EXERCISE DETAILS →
Give back exactly the lines that run from the line containing "Give me a plain-text" through the end of the listing below. Leave out every other line.

EXTRACTED INFORMATION →
— Begin —
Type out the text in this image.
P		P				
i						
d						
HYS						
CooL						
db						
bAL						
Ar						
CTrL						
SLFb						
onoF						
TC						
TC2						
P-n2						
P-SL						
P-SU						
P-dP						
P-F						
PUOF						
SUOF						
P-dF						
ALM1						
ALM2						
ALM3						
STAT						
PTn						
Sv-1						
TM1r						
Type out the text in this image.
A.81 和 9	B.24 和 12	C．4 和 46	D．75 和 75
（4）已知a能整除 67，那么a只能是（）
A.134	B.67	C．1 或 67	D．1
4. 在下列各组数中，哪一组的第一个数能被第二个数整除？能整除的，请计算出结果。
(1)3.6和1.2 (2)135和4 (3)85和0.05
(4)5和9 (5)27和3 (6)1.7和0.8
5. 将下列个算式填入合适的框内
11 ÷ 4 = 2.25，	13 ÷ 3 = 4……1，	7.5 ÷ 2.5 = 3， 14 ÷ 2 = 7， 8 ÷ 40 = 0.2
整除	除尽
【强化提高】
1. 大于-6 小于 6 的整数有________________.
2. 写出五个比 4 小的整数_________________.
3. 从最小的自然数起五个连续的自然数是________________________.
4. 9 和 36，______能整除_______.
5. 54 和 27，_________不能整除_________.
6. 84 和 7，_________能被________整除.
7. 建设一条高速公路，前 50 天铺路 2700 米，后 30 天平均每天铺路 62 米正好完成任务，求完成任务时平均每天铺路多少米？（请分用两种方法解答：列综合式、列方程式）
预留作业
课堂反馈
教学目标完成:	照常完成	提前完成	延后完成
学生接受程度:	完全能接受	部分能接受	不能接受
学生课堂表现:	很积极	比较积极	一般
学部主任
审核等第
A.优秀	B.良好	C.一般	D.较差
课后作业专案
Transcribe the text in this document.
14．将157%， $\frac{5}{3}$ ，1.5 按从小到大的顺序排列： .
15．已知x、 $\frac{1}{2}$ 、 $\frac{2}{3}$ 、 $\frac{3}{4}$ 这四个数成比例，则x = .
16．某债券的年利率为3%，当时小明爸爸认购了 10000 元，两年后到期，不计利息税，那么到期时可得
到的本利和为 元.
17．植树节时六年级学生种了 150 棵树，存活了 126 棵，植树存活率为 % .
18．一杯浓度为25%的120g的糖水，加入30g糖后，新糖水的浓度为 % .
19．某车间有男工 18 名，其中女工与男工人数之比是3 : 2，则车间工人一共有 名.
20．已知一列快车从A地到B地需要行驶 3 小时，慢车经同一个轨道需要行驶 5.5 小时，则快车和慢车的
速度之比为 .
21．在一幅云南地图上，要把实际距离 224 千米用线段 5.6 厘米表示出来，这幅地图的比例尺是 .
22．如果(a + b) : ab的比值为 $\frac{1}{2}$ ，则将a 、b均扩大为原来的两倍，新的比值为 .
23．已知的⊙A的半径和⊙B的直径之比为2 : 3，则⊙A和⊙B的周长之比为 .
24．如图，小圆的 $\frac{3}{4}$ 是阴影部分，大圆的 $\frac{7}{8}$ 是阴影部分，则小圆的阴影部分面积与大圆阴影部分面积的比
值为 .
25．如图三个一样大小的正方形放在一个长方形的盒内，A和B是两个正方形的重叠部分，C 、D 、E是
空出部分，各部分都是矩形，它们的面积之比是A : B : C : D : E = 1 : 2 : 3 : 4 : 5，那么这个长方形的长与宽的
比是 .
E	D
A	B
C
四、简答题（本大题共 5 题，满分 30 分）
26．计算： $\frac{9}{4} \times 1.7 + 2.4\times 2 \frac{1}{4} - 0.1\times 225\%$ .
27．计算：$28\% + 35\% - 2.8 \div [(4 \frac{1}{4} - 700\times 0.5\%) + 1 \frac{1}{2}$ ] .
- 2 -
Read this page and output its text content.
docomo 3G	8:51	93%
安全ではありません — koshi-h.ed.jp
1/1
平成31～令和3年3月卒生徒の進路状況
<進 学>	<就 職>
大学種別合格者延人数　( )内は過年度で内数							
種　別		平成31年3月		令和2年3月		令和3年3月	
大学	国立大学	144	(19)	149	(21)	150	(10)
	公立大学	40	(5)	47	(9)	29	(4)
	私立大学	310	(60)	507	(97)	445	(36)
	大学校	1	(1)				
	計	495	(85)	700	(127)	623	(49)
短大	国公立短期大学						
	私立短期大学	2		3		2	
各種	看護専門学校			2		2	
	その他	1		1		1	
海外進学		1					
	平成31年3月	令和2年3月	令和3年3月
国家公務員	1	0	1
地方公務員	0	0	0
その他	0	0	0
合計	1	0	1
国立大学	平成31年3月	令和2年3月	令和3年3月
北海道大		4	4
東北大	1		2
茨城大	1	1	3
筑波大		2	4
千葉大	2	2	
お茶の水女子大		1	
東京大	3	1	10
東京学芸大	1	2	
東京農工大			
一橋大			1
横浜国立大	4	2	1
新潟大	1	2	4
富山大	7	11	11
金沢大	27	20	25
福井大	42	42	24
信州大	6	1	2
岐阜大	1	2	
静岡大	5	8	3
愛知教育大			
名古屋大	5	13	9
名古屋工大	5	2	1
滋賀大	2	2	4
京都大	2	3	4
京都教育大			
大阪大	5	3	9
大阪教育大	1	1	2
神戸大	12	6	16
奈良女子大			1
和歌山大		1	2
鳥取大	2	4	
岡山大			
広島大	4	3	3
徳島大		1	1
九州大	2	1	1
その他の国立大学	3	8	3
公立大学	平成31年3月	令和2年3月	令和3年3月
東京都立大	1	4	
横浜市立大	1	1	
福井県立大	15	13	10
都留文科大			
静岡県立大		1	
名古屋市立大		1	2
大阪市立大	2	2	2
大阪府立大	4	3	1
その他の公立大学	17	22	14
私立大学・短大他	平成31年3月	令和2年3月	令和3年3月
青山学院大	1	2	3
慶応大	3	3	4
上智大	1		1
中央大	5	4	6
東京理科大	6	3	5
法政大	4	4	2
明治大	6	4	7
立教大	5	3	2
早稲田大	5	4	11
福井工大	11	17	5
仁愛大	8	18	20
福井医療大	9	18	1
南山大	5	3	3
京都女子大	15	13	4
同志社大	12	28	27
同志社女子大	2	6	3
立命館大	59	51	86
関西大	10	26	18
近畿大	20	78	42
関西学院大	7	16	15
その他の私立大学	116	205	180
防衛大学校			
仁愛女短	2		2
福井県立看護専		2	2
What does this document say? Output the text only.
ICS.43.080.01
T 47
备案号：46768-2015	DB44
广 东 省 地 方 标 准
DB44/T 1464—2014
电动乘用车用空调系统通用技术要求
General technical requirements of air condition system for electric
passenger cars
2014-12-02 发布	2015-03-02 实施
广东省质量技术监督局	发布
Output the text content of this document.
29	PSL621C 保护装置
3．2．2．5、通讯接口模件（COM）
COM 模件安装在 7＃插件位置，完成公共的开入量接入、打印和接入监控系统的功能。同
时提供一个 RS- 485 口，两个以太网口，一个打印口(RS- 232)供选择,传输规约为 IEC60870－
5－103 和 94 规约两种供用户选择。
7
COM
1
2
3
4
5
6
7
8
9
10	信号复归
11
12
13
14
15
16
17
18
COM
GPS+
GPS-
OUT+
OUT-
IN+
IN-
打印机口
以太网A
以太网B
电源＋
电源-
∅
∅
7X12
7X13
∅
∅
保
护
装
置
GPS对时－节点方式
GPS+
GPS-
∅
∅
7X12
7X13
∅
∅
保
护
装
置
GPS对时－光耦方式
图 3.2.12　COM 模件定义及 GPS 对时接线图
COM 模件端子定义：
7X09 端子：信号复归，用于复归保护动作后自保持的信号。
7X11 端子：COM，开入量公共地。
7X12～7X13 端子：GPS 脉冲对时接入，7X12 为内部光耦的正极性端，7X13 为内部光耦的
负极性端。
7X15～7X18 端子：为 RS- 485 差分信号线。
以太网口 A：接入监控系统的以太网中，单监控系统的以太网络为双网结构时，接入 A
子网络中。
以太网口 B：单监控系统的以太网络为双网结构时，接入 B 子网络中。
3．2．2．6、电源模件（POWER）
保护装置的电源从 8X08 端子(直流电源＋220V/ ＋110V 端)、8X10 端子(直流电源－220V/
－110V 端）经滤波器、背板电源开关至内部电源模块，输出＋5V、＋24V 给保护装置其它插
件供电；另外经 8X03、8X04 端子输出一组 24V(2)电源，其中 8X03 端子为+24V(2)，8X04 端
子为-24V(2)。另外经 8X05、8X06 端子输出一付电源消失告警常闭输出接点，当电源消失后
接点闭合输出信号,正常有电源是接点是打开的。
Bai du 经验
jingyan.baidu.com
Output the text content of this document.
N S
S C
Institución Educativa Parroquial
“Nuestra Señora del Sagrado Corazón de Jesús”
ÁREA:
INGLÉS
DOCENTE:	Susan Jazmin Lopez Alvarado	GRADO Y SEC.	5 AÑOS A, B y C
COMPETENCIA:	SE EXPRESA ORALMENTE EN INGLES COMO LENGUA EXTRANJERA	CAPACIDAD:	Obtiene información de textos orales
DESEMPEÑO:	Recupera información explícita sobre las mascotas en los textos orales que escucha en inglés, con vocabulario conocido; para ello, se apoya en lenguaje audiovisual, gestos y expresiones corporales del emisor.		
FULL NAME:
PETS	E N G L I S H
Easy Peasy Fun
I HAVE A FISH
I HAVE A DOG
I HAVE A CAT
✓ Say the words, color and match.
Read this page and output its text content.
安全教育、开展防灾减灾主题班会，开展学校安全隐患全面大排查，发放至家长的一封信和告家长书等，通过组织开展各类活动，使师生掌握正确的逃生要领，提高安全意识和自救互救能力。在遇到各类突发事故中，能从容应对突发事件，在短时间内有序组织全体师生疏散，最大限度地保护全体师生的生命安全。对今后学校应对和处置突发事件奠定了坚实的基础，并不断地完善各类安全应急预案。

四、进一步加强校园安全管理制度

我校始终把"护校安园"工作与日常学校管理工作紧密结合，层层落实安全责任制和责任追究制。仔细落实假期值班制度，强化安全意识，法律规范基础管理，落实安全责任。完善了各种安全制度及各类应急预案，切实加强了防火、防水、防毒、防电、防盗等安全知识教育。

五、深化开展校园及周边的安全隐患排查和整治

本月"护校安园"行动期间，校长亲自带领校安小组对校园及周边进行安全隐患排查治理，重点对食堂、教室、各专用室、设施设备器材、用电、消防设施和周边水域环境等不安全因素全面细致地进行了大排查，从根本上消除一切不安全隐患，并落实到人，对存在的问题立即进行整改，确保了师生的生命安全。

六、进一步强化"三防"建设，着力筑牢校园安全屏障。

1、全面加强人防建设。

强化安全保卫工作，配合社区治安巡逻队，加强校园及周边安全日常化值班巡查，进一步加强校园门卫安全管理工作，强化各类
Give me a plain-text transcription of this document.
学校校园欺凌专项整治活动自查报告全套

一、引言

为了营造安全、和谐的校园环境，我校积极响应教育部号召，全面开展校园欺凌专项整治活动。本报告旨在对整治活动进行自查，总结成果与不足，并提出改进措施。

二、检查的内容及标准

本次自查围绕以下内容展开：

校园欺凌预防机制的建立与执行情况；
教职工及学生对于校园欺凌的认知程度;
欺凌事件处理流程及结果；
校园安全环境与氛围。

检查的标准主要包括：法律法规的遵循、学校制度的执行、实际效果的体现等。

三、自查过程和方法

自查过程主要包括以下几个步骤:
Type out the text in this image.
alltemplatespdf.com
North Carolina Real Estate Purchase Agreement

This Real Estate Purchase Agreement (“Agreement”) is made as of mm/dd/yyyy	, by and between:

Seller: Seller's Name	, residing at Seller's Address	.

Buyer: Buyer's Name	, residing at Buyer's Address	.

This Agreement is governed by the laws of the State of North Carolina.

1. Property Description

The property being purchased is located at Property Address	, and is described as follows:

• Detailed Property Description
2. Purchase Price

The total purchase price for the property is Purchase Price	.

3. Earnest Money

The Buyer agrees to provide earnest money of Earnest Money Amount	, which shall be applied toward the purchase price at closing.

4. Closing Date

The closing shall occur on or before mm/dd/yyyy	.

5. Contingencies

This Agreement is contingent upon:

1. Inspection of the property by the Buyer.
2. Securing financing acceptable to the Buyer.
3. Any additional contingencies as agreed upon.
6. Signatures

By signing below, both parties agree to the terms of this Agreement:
— End —
RESULT OF THE EXERCISE →
Give me a plain-text transcription of this document.
学校校园欺凌专项整治活动自查报告全套

一、引言

为了营造安全、和谐的校园环境，我校积极响应教育部号召，全面开展校园欺凌专项整治活动。本报告旨在对整治活动进行自查，总结成果与不足，并提出改进措施。

二、检查的内容及标准

本次自查围绕以下内容展开：

校园欺凌预防机制的建立与执行情况；
教职工及学生对于校园欺凌的认知程度;
欺凌事件处理流程及结果；
校园安全环境与氛围。

检查的标准主要包括：法律法规的遵循、学校制度的执行、实际效果的体现等。

三、自查过程和方法

自查过程主要包括以下几个步骤:
Type out the text in this image.
alltemplatespdf.com
North Carolina Real Estate Purchase Agreement

This Real Estate Purchase Agreement (“Agreement”) is made as of mm/dd/yyyy	, by and between:

Seller: Seller's Name	, residing at Seller's Address	.

Buyer: Buyer's Name	, residing at Buyer's Address	.

This Agreement is governed by the laws of the State of North Carolina.

1. Property Description

The property being purchased is located at Property Address	, and is described as follows:

• Detailed Property Description
2. Purchase Price

The total purchase price for the property is Purchase Price	.

3. Earnest Money

The Buyer agrees to provide earnest money of Earnest Money Amount	, which shall be applied toward the purchase price at closing.

4. Closing Date

The closing shall occur on or before mm/dd/yyyy	.

5. Contingencies

This Agreement is contingent upon:

1. Inspection of the property by the Buyer.
2. Securing financing acceptable to the Buyer.
3. Any additional contingencies as agreed upon.
6. Signatures

By signing below, both parties agree to the terms of this Agreement:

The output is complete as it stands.